--- START OF DATA SUPPLIED ---

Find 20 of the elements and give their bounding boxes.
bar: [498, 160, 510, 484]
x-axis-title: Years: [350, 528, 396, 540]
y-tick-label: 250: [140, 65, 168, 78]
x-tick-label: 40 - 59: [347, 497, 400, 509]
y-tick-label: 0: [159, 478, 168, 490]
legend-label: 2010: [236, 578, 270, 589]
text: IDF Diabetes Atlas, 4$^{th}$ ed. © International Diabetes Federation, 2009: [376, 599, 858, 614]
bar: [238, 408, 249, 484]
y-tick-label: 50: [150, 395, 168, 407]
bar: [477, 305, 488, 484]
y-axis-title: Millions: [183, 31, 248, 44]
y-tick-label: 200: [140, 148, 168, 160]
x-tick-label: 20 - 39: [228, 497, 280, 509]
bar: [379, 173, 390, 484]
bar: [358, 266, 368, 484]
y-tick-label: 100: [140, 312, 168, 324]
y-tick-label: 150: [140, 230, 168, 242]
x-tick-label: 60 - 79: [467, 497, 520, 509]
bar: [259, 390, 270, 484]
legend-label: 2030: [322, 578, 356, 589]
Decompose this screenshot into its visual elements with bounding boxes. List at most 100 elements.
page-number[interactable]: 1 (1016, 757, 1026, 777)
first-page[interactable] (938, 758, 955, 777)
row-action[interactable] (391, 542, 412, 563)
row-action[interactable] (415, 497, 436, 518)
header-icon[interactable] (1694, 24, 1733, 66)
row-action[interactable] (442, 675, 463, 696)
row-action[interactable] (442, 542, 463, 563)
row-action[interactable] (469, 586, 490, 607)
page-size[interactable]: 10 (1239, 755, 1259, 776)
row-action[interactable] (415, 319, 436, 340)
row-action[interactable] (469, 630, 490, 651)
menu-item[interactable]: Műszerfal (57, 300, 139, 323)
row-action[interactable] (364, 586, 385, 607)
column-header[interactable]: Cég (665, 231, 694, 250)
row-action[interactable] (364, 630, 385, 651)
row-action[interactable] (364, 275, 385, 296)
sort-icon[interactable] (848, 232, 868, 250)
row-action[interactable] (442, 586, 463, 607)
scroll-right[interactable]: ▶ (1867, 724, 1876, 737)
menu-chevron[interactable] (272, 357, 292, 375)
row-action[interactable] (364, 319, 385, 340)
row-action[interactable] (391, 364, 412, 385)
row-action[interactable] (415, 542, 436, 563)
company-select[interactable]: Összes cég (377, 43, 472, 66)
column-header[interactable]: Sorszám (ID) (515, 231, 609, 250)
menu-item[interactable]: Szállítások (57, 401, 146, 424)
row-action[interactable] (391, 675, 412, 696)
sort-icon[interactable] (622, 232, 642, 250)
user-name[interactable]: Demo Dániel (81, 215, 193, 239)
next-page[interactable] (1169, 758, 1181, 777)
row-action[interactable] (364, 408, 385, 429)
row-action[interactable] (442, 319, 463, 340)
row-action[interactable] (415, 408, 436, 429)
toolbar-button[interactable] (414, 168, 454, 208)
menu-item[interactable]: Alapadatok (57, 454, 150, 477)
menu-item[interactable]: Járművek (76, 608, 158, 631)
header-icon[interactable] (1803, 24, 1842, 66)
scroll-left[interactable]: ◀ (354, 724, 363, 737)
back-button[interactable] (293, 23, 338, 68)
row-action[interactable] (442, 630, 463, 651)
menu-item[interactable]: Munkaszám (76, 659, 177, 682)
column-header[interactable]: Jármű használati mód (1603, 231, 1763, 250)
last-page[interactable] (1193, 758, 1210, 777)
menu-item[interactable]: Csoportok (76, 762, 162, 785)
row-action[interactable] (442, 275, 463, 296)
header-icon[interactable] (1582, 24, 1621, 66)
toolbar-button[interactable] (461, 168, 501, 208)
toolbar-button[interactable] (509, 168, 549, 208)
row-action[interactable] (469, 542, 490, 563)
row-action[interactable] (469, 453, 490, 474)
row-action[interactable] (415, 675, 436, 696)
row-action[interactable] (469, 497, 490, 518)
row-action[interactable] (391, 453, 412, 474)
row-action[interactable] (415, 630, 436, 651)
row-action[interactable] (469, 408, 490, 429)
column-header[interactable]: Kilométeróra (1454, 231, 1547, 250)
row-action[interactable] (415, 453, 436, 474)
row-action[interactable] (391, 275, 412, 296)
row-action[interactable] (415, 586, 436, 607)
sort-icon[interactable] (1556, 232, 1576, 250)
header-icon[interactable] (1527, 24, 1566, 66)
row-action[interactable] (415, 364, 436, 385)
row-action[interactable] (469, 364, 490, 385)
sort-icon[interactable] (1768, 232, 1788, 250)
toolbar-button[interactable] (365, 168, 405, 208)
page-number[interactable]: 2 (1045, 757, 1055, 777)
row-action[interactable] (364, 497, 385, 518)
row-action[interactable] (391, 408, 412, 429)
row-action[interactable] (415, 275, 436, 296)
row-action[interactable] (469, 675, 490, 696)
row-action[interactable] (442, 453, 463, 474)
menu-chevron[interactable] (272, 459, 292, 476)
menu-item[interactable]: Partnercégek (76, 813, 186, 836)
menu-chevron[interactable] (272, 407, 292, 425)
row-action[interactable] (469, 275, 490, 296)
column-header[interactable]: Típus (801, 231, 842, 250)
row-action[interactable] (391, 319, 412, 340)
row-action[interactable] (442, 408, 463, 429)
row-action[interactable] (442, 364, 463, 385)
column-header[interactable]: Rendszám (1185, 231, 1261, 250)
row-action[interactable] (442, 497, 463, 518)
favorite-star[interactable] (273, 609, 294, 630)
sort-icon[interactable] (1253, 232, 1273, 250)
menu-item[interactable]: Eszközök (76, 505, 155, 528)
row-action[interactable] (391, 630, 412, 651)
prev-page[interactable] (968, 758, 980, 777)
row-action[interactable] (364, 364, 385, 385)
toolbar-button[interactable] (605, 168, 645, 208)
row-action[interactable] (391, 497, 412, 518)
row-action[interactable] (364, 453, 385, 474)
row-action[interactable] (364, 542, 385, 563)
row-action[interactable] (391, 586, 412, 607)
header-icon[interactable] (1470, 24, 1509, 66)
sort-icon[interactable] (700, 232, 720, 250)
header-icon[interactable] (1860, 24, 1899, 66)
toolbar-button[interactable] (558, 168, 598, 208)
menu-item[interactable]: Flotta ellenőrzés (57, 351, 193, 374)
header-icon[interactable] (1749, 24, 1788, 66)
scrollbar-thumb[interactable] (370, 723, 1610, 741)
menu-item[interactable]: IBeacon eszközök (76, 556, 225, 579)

--- END OF DATA SUPPLIED ---

Rewrite the listing above so that every "row-action" becomes "row-button", leaving everything else the same.

Find 20 of the elements and give their bounding boxes.
bar: [498, 160, 510, 484]
x-axis-title: Years: [350, 528, 396, 540]
y-tick-label: 250: [140, 65, 168, 78]
x-tick-label: 40 - 59: [347, 497, 400, 509]
y-tick-label: 0: [159, 478, 168, 490]
legend-label: 2010: [236, 578, 270, 589]
text: IDF Diabetes Atlas, 4$^{th}$ ed. © International Diabetes Federation, 2009: [376, 599, 858, 614]
bar: [238, 408, 249, 484]
y-tick-label: 50: [150, 395, 168, 407]
bar: [477, 305, 488, 484]
y-axis-title: Millions: [183, 31, 248, 44]
y-tick-label: 200: [140, 148, 168, 160]
x-tick-label: 20 - 39: [228, 497, 280, 509]
bar: [379, 173, 390, 484]
bar: [358, 266, 368, 484]
y-tick-label: 100: [140, 312, 168, 324]
y-tick-label: 150: [140, 230, 168, 242]
x-tick-label: 60 - 79: [467, 497, 520, 509]
bar: [259, 390, 270, 484]
legend-label: 2030: [322, 578, 356, 589]
Decompose this screenshot into its visual elements with bounding boxes. List at most 100 elements.
page-number[interactable]: 1 (1016, 757, 1026, 777)
first-page[interactable] (938, 758, 955, 777)
row-button[interactable] (391, 542, 412, 563)
row-button[interactable] (415, 497, 436, 518)
header-icon[interactable] (1694, 24, 1733, 66)
row-button[interactable] (442, 675, 463, 696)
row-button[interactable] (442, 542, 463, 563)
row-button[interactable] (469, 586, 490, 607)
page-size[interactable]: 10 (1239, 755, 1259, 776)
row-button[interactable] (415, 319, 436, 340)
row-button[interactable] (469, 630, 490, 651)
menu-item[interactable]: Műszerfal (57, 300, 139, 323)
row-button[interactable] (364, 586, 385, 607)
column-header[interactable]: Cég (665, 231, 694, 250)
row-button[interactable] (364, 630, 385, 651)
row-button[interactable] (364, 275, 385, 296)
sort-icon[interactable] (848, 232, 868, 250)
row-button[interactable] (442, 586, 463, 607)
scroll-right[interactable]: ▶ (1867, 724, 1876, 737)
menu-chevron[interactable] (272, 357, 292, 375)
row-button[interactable] (364, 319, 385, 340)
row-button[interactable] (391, 364, 412, 385)
row-button[interactable] (415, 542, 436, 563)
company-select[interactable]: Összes cég (377, 43, 472, 66)
column-header[interactable]: Sorszám (ID) (515, 231, 609, 250)
menu-item[interactable]: Szállítások (57, 401, 146, 424)
row-button[interactable] (391, 675, 412, 696)
sort-icon[interactable] (622, 232, 642, 250)
user-name[interactable]: Demo Dániel (81, 215, 193, 239)
next-page[interactable] (1169, 758, 1181, 777)
row-button[interactable] (364, 408, 385, 429)
row-button[interactable] (442, 319, 463, 340)
row-button[interactable] (415, 408, 436, 429)
toolbar-button[interactable] (414, 168, 454, 208)
menu-item[interactable]: Alapadatok (57, 454, 150, 477)
menu-item[interactable]: Járművek (76, 608, 158, 631)
header-icon[interactable] (1803, 24, 1842, 66)
scroll-left[interactable]: ◀ (354, 724, 363, 737)
back-button[interactable] (293, 23, 338, 68)
row-button[interactable] (442, 630, 463, 651)
menu-item[interactable]: Munkaszám (76, 659, 177, 682)
column-header[interactable]: Jármű használati mód (1603, 231, 1763, 250)
last-page[interactable] (1193, 758, 1210, 777)
menu-item[interactable]: Csoportok (76, 762, 162, 785)
row-button[interactable] (442, 275, 463, 296)
header-icon[interactable] (1582, 24, 1621, 66)
toolbar-button[interactable] (461, 168, 501, 208)
toolbar-button[interactable] (509, 168, 549, 208)
row-button[interactable] (469, 542, 490, 563)
row-button[interactable] (469, 453, 490, 474)
row-button[interactable] (415, 675, 436, 696)
row-button[interactable] (469, 497, 490, 518)
row-button[interactable] (391, 453, 412, 474)
row-button[interactable] (415, 630, 436, 651)
row-button[interactable] (469, 408, 490, 429)
column-header[interactable]: Kilométeróra (1454, 231, 1547, 250)
row-button[interactable] (415, 453, 436, 474)
row-button[interactable] (391, 275, 412, 296)
row-button[interactable] (415, 586, 436, 607)
sort-icon[interactable] (1556, 232, 1576, 250)
header-icon[interactable] (1527, 24, 1566, 66)
row-button[interactable] (415, 364, 436, 385)
row-button[interactable] (469, 364, 490, 385)
sort-icon[interactable] (1768, 232, 1788, 250)
toolbar-button[interactable] (365, 168, 405, 208)
page-number[interactable]: 2 (1045, 757, 1055, 777)
row-button[interactable] (364, 497, 385, 518)
row-button[interactable] (391, 408, 412, 429)
row-button[interactable] (415, 275, 436, 296)
row-button[interactable] (469, 675, 490, 696)
row-button[interactable] (442, 453, 463, 474)
menu-chevron[interactable] (272, 459, 292, 476)
menu-item[interactable]: Partnercégek (76, 813, 186, 836)
menu-chevron[interactable] (272, 407, 292, 425)
row-button[interactable] (469, 275, 490, 296)
column-header[interactable]: Típus (801, 231, 842, 250)
row-button[interactable] (391, 319, 412, 340)
row-button[interactable] (442, 408, 463, 429)
row-button[interactable] (442, 364, 463, 385)
column-header[interactable]: Rendszám (1185, 231, 1261, 250)
row-button[interactable] (442, 497, 463, 518)
favorite-star[interactable] (273, 609, 294, 630)
sort-icon[interactable] (1253, 232, 1273, 250)
menu-item[interactable]: Eszközök (76, 505, 155, 528)
row-button[interactable] (391, 630, 412, 651)
prev-page[interactable] (968, 758, 980, 777)
row-button[interactable] (364, 364, 385, 385)
toolbar-button[interactable] (605, 168, 645, 208)
row-button[interactable] (391, 497, 412, 518)
row-button[interactable] (364, 453, 385, 474)
row-button[interactable] (364, 542, 385, 563)
row-button[interactable] (391, 586, 412, 607)
header-icon[interactable] (1470, 24, 1509, 66)
sort-icon[interactable] (700, 232, 720, 250)
header-icon[interactable] (1860, 24, 1899, 66)
toolbar-button[interactable] (558, 168, 598, 208)
menu-item[interactable]: Flotta ellenőrzés (57, 351, 193, 374)
header-icon[interactable] (1749, 24, 1788, 66)
scrollbar-thumb[interactable] (370, 723, 1610, 741)
menu-item[interactable]: IBeacon eszközök (76, 556, 225, 579)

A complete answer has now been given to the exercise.